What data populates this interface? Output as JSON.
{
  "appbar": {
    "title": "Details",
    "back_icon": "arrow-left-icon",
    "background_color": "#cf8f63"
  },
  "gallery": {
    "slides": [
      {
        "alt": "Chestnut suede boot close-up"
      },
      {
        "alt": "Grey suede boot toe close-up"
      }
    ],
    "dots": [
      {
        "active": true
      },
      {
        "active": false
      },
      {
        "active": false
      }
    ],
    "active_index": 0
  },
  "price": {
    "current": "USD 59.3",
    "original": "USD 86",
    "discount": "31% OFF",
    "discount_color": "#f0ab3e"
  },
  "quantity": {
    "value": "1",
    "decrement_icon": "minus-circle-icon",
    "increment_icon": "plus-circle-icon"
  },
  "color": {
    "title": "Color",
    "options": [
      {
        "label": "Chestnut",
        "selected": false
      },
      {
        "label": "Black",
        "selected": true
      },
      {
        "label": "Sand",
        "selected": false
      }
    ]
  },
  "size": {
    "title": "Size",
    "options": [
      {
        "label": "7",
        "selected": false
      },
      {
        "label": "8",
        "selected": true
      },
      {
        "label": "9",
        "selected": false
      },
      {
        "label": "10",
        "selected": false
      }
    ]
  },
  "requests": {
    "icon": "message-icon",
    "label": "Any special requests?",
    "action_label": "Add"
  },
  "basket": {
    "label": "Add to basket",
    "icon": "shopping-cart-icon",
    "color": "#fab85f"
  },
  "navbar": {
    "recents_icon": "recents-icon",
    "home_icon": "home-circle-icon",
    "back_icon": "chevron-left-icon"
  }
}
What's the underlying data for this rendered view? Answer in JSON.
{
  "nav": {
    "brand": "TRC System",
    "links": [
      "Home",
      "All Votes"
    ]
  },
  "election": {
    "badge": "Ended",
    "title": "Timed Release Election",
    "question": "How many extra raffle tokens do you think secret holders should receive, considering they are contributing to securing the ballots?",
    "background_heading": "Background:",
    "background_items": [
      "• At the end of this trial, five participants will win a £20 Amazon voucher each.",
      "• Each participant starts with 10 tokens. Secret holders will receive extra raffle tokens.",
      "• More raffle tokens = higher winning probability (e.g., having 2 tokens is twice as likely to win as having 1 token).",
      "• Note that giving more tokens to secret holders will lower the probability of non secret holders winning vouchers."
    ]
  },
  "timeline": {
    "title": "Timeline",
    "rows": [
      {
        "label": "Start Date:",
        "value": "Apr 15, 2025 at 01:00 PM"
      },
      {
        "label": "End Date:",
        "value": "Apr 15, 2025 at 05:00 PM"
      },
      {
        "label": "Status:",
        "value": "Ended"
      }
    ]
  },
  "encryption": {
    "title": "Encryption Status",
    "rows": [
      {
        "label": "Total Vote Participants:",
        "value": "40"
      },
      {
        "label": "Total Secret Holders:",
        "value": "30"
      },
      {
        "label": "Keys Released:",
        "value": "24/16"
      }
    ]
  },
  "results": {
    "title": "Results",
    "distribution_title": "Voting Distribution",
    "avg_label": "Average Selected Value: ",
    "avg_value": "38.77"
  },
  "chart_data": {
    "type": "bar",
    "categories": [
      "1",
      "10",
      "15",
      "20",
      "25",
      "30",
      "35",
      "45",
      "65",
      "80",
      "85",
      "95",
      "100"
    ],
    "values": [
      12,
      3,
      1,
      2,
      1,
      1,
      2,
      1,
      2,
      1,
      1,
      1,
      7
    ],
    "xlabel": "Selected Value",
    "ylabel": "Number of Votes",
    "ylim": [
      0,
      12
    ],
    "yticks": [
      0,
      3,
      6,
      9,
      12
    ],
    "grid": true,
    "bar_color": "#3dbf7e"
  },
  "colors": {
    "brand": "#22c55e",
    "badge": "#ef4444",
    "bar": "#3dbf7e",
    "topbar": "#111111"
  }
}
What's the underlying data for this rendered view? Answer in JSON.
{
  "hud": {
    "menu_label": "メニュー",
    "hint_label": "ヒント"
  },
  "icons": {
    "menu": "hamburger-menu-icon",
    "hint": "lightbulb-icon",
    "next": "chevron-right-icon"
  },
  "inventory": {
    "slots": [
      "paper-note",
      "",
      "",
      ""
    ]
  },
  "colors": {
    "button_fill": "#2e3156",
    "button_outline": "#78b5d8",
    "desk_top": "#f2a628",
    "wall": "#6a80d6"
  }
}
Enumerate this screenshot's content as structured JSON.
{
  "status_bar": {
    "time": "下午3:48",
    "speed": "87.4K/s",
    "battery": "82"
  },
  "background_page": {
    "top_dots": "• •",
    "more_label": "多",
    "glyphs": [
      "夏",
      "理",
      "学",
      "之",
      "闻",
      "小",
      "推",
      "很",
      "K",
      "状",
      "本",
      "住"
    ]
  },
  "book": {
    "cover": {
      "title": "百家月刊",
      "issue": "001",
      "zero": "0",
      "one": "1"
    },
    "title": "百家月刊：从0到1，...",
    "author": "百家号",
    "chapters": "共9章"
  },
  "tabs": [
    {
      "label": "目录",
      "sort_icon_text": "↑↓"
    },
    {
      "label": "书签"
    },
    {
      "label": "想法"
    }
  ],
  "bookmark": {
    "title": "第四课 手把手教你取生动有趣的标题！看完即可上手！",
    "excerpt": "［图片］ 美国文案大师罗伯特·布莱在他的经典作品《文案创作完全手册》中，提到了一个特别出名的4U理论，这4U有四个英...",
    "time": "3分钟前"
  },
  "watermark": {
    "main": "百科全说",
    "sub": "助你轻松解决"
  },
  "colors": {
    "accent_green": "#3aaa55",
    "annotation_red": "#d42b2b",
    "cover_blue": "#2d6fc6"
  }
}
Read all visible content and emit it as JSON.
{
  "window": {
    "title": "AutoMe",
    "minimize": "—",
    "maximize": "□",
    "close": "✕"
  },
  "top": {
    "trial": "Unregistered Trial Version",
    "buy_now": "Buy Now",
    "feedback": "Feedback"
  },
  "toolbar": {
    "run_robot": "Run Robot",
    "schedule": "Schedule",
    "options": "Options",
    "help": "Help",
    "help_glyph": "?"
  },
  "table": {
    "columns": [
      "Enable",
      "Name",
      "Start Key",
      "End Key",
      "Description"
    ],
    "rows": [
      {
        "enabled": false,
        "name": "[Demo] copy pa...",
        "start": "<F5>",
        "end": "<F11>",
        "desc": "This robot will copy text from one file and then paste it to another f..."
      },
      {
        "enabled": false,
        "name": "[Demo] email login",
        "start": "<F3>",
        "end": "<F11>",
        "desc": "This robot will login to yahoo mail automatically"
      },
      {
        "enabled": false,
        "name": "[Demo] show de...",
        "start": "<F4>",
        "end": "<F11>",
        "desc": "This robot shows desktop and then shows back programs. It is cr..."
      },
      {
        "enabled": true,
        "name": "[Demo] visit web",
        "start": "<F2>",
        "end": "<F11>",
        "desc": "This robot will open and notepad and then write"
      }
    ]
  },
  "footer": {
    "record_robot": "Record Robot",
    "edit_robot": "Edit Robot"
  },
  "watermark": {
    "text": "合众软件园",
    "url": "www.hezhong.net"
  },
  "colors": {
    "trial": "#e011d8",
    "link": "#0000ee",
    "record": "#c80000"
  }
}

Task directions → What is the number of lines in the data above that include the word "boot"? Answer with that number only.

Solution for this exercise → 2